## Exercise directions
Set the following entries down again exactly, line by line.

[Stored data]
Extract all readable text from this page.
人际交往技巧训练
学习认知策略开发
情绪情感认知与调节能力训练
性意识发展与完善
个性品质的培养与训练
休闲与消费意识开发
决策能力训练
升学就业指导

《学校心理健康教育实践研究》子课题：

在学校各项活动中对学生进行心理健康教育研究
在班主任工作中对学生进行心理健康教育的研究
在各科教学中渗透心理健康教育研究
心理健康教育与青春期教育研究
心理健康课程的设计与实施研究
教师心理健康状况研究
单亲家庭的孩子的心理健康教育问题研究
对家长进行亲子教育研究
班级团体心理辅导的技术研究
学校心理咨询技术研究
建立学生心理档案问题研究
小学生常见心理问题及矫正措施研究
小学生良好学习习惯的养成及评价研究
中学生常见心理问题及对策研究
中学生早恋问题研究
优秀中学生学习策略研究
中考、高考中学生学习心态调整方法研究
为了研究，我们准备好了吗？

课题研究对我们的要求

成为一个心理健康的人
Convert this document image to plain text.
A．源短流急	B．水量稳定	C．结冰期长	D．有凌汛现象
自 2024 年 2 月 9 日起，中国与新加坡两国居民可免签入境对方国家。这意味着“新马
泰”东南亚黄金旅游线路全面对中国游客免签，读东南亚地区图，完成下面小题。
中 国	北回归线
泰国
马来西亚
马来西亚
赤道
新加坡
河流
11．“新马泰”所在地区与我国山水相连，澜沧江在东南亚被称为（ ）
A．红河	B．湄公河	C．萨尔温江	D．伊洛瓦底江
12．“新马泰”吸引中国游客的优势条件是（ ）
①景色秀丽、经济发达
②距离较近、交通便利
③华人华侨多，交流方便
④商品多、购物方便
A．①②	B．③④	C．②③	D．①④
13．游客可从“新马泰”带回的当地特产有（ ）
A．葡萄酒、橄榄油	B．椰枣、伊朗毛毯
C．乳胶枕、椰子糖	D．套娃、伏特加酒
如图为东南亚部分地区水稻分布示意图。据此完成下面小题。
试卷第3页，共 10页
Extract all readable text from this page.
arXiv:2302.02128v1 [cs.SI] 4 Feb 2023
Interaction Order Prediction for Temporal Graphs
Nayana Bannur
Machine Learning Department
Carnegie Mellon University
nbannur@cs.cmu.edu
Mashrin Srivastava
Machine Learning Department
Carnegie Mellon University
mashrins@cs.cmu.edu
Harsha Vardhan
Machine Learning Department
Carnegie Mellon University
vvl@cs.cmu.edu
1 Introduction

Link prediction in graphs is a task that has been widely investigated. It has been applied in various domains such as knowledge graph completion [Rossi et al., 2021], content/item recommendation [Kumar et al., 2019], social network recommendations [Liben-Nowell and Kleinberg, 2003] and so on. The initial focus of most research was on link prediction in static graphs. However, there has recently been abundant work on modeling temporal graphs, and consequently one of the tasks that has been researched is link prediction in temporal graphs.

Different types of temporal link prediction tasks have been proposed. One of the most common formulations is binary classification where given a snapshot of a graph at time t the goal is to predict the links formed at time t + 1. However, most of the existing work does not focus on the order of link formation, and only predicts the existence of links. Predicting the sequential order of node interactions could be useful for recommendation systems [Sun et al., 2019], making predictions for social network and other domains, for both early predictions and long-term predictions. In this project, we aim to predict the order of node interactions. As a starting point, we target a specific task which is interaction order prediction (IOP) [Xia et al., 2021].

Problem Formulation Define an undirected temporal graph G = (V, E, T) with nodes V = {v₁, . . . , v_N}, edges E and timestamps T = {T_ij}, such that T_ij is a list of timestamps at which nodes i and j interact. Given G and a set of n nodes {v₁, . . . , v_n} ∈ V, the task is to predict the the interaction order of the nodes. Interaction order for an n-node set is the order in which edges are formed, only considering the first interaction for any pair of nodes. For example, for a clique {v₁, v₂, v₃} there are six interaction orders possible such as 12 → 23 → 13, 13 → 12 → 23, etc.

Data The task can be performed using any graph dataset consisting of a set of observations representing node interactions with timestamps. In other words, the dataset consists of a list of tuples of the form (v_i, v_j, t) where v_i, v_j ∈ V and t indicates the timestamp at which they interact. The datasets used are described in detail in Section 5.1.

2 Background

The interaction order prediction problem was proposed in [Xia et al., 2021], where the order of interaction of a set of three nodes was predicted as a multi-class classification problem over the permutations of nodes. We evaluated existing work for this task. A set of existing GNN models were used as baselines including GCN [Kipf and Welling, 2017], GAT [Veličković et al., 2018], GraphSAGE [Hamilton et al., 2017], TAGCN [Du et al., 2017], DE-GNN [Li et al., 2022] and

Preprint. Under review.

## Correct result
Extract all readable text from this page.
人际交往技巧训练
学习认知策略开发
情绪情感认知与调节能力训练
性意识发展与完善
个性品质的培养与训练
休闲与消费意识开发
决策能力训练
升学就业指导

《学校心理健康教育实践研究》子课题：

在学校各项活动中对学生进行心理健康教育研究
在班主任工作中对学生进行心理健康教育的研究
在各科教学中渗透心理健康教育研究
心理健康教育与青春期教育研究
心理健康课程的设计与实施研究
教师心理健康状况研究
单亲家庭的孩子的心理健康教育问题研究
对家长进行亲子教育研究
班级团体心理辅导的技术研究
学校心理咨询技术研究
建立学生心理档案问题研究
小学生常见心理问题及矫正措施研究
小学生良好学习习惯的养成及评价研究
中学生常见心理问题及对策研究
中学生早恋问题研究
优秀中学生学习策略研究
中考、高考中学生学习心态调整方法研究
为了研究，我们准备好了吗？

课题研究对我们的要求

成为一个心理健康的人
Convert this document image to plain text.
A．源短流急	B．水量稳定	C．结冰期长	D．有凌汛现象
自 2024 年 2 月 9 日起，中国与新加坡两国居民可免签入境对方国家。这意味着“新马
泰”东南亚黄金旅游线路全面对中国游客免签，读东南亚地区图，完成下面小题。
中 国	北回归线
泰国
马来西亚
马来西亚
赤道
新加坡
河流
11．“新马泰”所在地区与我国山水相连，澜沧江在东南亚被称为（ ）
A．红河	B．湄公河	C．萨尔温江	D．伊洛瓦底江
12．“新马泰”吸引中国游客的优势条件是（ ）
①景色秀丽、经济发达
②距离较近、交通便利
③华人华侨多，交流方便
④商品多、购物方便
A．①②	B．③④	C．②③	D．①④
13．游客可从“新马泰”带回的当地特产有（ ）
A．葡萄酒、橄榄油	B．椰枣、伊朗毛毯
C．乳胶枕、椰子糖	D．套娃、伏特加酒
如图为东南亚部分地区水稻分布示意图。据此完成下面小题。
试卷第3页，共 10页
Extract all readable text from this page.
arXiv:2302.02128v1 [cs.SI] 4 Feb 2023
Interaction Order Prediction for Temporal Graphs
Nayana Bannur
Machine Learning Department
Carnegie Mellon University
nbannur@cs.cmu.edu
Mashrin Srivastava
Machine Learning Department
Carnegie Mellon University
mashrins@cs.cmu.edu
Harsha Vardhan
Machine Learning Department
Carnegie Mellon University
vvl@cs.cmu.edu
1 Introduction

Link prediction in graphs is a task that has been widely investigated. It has been applied in various domains such as knowledge graph completion [Rossi et al., 2021], content/item recommendation [Kumar et al., 2019], social network recommendations [Liben-Nowell and Kleinberg, 2003] and so on. The initial focus of most research was on link prediction in static graphs. However, there has recently been abundant work on modeling temporal graphs, and consequently one of the tasks that has been researched is link prediction in temporal graphs.

Different types of temporal link prediction tasks have been proposed. One of the most common formulations is binary classification where given a snapshot of a graph at time t the goal is to predict the links formed at time t + 1. However, most of the existing work does not focus on the order of link formation, and only predicts the existence of links. Predicting the sequential order of node interactions could be useful for recommendation systems [Sun et al., 2019], making predictions for social network and other domains, for both early predictions and long-term predictions. In this project, we aim to predict the order of node interactions. As a starting point, we target a specific task which is interaction order prediction (IOP) [Xia et al., 2021].

Problem Formulation Define an undirected temporal graph G = (V, E, T) with nodes V = {v₁, . . . , v_N}, edges E and timestamps T = {T_ij}, such that T_ij is a list of timestamps at which nodes i and j interact. Given G and a set of n nodes {v₁, . . . , v_n} ∈ V, the task is to predict the the interaction order of the nodes. Interaction order for an n-node set is the order in which edges are formed, only considering the first interaction for any pair of nodes. For example, for a clique {v₁, v₂, v₃} there are six interaction orders possible such as 12 → 23 → 13, 13 → 12 → 23, etc.

Data The task can be performed using any graph dataset consisting of a set of observations representing node interactions with timestamps. In other words, the dataset consists of a list of tuples of the form (v_i, v_j, t) where v_i, v_j ∈ V and t indicates the timestamp at which they interact. The datasets used are described in detail in Section 5.1.

2 Background

The interaction order prediction problem was proposed in [Xia et al., 2021], where the order of interaction of a set of three nodes was predicted as a multi-class classification problem over the permutations of nodes. We evaluated existing work for this task. A set of existing GNN models were used as baselines including GCN [Kipf and Welling, 2017], GAT [Veličković et al., 2018], GraphSAGE [Hamilton et al., 2017], TAGCN [Du et al., 2017], DE-GNN [Li et al., 2022] and

Preprint. Under review.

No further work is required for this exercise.